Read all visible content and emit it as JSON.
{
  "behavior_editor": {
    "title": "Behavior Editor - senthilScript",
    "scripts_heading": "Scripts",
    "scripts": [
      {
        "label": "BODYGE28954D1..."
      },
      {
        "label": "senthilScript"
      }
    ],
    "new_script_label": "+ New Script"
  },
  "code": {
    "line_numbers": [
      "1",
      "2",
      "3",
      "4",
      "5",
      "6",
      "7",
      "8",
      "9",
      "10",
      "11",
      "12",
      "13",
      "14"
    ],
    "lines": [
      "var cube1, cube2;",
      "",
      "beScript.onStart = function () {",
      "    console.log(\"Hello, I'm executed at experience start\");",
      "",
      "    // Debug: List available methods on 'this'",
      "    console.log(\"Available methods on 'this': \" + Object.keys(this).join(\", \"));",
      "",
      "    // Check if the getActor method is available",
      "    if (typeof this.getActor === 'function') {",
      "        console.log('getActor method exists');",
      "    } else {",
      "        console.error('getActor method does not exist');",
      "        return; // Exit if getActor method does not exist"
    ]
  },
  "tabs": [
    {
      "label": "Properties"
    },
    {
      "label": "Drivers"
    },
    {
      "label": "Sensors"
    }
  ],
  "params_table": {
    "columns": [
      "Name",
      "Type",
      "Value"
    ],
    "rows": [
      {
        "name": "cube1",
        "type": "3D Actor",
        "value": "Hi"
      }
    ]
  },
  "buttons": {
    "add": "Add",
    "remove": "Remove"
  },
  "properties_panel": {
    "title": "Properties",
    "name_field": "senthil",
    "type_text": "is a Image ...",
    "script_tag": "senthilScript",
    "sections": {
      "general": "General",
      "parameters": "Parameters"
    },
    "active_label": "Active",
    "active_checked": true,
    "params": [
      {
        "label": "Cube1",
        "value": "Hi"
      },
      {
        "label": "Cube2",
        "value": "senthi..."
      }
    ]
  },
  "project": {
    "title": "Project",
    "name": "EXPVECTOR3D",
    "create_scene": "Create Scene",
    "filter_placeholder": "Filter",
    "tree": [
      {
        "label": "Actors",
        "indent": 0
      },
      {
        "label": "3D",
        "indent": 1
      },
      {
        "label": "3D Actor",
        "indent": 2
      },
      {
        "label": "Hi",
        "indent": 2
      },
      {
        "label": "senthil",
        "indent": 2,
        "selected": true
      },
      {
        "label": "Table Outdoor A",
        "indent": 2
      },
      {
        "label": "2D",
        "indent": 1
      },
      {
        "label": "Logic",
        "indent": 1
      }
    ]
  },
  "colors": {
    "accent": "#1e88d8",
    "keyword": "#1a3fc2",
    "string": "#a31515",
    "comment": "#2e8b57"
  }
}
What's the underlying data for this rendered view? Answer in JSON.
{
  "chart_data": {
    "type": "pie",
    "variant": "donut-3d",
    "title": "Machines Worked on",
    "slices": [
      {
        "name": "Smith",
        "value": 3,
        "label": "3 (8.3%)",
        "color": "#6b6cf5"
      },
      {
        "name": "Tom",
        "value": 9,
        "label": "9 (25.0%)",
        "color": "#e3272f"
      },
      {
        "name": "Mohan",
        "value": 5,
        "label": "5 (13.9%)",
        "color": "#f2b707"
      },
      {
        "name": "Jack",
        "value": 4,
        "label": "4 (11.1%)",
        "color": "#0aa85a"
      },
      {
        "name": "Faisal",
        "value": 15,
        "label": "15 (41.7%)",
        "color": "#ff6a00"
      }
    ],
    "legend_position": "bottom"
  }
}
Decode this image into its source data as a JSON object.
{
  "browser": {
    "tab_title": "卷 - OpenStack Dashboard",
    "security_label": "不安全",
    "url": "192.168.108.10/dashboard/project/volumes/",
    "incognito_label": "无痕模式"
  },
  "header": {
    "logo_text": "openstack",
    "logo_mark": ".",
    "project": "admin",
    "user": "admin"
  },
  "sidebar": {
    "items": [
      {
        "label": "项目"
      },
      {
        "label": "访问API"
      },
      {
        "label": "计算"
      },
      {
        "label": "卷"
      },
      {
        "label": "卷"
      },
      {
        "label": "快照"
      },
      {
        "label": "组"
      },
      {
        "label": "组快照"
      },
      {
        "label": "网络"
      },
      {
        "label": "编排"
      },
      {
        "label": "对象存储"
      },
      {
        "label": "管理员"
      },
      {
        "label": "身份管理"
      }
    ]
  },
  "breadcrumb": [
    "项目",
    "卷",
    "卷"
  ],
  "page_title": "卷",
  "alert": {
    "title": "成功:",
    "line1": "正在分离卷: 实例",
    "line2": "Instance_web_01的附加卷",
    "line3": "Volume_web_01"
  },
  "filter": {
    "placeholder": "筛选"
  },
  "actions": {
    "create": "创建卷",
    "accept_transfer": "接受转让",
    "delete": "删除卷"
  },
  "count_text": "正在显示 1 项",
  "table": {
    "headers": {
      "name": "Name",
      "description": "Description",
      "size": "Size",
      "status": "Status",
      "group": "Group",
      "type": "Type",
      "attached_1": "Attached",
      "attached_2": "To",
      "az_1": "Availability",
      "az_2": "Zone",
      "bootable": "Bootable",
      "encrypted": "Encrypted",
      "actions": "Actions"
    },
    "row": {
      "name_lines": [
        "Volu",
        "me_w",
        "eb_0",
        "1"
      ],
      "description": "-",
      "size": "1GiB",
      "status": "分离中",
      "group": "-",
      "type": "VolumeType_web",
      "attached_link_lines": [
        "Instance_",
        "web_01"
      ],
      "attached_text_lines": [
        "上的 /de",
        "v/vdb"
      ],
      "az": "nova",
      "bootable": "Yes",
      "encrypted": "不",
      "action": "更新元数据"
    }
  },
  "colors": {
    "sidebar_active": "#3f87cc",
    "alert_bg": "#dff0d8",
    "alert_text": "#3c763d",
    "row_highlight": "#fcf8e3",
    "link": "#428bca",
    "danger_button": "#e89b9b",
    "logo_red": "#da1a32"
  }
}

> [Problem details]:
Above are the records. Identify each line that contains the word "console".

> [Completed exercise]:
      "    console.log(\"Hello, I'm executed at experience start\");",
      "    console.log(\"Available methods on 'this': \" + Object.keys(this).join(\", \"));",
      "        console.log('getActor method exists');",
      "        console.error('getActor method does not exist');",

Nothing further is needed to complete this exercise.